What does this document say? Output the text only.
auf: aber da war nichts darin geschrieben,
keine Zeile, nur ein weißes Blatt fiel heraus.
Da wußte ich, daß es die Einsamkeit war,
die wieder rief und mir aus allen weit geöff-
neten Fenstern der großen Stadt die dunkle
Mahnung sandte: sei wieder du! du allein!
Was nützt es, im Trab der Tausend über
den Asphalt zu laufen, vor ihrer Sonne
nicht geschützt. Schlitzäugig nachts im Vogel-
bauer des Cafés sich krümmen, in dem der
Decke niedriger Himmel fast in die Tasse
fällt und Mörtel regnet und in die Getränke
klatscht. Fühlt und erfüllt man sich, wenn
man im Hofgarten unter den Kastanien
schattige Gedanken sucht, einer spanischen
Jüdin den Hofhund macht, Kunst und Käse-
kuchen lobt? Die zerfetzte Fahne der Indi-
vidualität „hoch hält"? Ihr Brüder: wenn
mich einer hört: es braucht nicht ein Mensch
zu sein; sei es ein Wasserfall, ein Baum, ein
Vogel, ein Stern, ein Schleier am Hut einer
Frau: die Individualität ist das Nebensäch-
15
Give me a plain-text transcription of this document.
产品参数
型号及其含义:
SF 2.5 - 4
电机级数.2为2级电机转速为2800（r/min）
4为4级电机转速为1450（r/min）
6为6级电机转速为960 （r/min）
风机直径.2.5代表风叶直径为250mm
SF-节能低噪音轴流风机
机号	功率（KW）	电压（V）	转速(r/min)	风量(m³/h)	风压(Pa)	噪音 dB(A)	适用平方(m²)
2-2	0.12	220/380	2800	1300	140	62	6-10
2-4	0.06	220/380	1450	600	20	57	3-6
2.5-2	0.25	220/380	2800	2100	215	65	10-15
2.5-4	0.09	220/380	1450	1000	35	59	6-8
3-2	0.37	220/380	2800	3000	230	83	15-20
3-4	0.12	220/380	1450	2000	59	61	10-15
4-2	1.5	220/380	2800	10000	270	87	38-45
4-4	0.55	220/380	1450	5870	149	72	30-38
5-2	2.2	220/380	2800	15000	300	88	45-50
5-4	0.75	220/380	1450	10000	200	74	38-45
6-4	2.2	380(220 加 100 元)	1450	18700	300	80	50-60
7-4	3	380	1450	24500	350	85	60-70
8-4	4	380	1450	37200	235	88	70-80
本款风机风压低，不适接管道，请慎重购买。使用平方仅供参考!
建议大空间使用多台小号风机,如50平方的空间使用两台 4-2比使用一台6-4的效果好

Directive: Search the entries for the string "document" and collect each line that has it.

Finished exercise:
What does this document say? Output the text only.
Give me a plain-text transcription of this document.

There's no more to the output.